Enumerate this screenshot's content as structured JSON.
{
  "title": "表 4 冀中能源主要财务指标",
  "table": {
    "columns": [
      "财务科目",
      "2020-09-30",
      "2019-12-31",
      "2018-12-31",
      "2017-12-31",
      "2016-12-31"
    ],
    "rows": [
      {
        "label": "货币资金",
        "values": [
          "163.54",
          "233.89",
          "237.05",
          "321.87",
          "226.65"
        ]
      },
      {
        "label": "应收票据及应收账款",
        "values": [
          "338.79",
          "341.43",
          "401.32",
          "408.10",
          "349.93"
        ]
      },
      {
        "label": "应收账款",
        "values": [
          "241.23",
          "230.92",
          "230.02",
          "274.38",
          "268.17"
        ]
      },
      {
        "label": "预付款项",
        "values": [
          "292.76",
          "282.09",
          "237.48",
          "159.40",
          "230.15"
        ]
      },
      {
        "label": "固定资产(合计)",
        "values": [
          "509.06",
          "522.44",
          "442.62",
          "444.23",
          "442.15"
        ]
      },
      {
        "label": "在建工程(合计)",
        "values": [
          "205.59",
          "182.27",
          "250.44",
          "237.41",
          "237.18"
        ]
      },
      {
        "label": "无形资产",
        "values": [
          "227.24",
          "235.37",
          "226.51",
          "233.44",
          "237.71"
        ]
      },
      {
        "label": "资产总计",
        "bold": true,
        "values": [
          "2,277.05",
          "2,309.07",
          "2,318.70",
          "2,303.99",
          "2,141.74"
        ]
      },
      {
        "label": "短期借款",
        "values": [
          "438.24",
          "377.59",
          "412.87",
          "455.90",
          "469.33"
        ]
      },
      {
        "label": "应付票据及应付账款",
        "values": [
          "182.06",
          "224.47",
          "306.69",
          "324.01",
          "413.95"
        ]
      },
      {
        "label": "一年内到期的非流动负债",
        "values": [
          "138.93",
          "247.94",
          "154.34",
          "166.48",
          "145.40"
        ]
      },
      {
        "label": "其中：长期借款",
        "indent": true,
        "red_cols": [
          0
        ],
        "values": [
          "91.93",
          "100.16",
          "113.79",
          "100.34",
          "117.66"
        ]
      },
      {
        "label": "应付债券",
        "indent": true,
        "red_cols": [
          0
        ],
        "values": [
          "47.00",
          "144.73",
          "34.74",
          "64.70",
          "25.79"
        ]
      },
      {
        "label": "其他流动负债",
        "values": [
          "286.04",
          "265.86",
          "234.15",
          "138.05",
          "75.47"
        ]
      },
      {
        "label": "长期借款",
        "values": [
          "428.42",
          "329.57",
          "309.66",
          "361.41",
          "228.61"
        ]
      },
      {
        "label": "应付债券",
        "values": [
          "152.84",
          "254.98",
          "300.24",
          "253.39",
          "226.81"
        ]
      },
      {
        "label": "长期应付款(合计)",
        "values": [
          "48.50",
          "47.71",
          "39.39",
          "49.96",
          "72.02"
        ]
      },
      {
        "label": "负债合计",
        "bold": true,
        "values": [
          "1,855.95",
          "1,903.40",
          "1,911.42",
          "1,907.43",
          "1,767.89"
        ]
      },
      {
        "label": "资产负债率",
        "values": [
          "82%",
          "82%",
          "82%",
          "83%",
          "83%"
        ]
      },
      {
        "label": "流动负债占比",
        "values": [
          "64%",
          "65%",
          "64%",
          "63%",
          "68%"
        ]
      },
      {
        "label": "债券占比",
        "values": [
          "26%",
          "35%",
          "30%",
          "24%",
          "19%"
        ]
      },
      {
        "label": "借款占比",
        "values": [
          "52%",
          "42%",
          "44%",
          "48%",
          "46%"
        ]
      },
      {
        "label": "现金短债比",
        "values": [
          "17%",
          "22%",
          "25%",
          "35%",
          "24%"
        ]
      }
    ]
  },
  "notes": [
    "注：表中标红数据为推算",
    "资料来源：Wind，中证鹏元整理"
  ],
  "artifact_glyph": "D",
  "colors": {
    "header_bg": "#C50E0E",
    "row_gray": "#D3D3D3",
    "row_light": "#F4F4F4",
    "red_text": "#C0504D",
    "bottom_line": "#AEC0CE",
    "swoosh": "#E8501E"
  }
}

══════════

= EXERCISE INSTRUCTIONS =
Print back all the lines verbatim.

= SOLVED EXERCISE =
Enumerate this screenshot's content as structured JSON.
{
  "title": "表 4 冀中能源主要财务指标",
  "table": {
    "columns": [
      "财务科目",
      "2020-09-30",
      "2019-12-31",
      "2018-12-31",
      "2017-12-31",
      "2016-12-31"
    ],
    "rows": [
      {
        "label": "货币资金",
        "values": [
          "163.54",
          "233.89",
          "237.05",
          "321.87",
          "226.65"
        ]
      },
      {
        "label": "应收票据及应收账款",
        "values": [
          "338.79",
          "341.43",
          "401.32",
          "408.10",
          "349.93"
        ]
      },
      {
        "label": "应收账款",
        "values": [
          "241.23",
          "230.92",
          "230.02",
          "274.38",
          "268.17"
        ]
      },
      {
        "label": "预付款项",
        "values": [
          "292.76",
          "282.09",
          "237.48",
          "159.40",
          "230.15"
        ]
      },
      {
        "label": "固定资产(合计)",
        "values": [
          "509.06",
          "522.44",
          "442.62",
          "444.23",
          "442.15"
        ]
      },
      {
        "label": "在建工程(合计)",
        "values": [
          "205.59",
          "182.27",
          "250.44",
          "237.41",
          "237.18"
        ]
      },
      {
        "label": "无形资产",
        "values": [
          "227.24",
          "235.37",
          "226.51",
          "233.44",
          "237.71"
        ]
      },
      {
        "label": "资产总计",
        "bold": true,
        "values": [
          "2,277.05",
          "2,309.07",
          "2,318.70",
          "2,303.99",
          "2,141.74"
        ]
      },
      {
        "label": "短期借款",
        "values": [
          "438.24",
          "377.59",
          "412.87",
          "455.90",
          "469.33"
        ]
      },
      {
        "label": "应付票据及应付账款",
        "values": [
          "182.06",
          "224.47",
          "306.69",
          "324.01",
          "413.95"
        ]
      },
      {
        "label": "一年内到期的非流动负债",
        "values": [
          "138.93",
          "247.94",
          "154.34",
          "166.48",
          "145.40"
        ]
      },
      {
        "label": "其中：长期借款",
        "indent": true,
        "red_cols": [
          0
        ],
        "values": [
          "91.93",
          "100.16",
          "113.79",
          "100.34",
          "117.66"
        ]
      },
      {
        "label": "应付债券",
        "indent": true,
        "red_cols": [
          0
        ],
        "values": [
          "47.00",
          "144.73",
          "34.74",
          "64.70",
          "25.79"
        ]
      },
      {
        "label": "其他流动负债",
        "values": [
          "286.04",
          "265.86",
          "234.15",
          "138.05",
          "75.47"
        ]
      },
      {
        "label": "长期借款",
        "values": [
          "428.42",
          "329.57",
          "309.66",
          "361.41",
          "228.61"
        ]
      },
      {
        "label": "应付债券",
        "values": [
          "152.84",
          "254.98",
          "300.24",
          "253.39",
          "226.81"
        ]
      },
      {
        "label": "长期应付款(合计)",
        "values": [
          "48.50",
          "47.71",
          "39.39",
          "49.96",
          "72.02"
        ]
      },
      {
        "label": "负债合计",
        "bold": true,
        "values": [
          "1,855.95",
          "1,903.40",
          "1,911.42",
          "1,907.43",
          "1,767.89"
        ]
      },
      {
        "label": "资产负债率",
        "values": [
          "82%",
          "82%",
          "82%",
          "83%",
          "83%"
        ]
      },
      {
        "label": "流动负债占比",
        "values": [
          "64%",
          "65%",
          "64%",
          "63%",
          "68%"
        ]
      },
      {
        "label": "债券占比",
        "values": [
          "26%",
          "35%",
          "30%",
          "24%",
          "19%"
        ]
      },
      {
        "label": "借款占比",
        "values": [
          "52%",
          "42%",
          "44%",
          "48%",
          "46%"
        ]
      },
      {
        "label": "现金短债比",
        "values": [
          "17%",
          "22%",
          "25%",
          "35%",
          "24%"
        ]
      }
    ]
  },
  "notes": [
    "注：表中标红数据为推算",
    "资料来源：Wind，中证鹏元整理"
  ],
  "artifact_glyph": "D",
  "colors": {
    "header_bg": "#C50E0E",
    "row_gray": "#D3D3D3",
    "row_light": "#F4F4F4",
    "red_text": "#C0504D",
    "bottom_line": "#AEC0CE",
    "swoosh": "#E8501E"
  }
}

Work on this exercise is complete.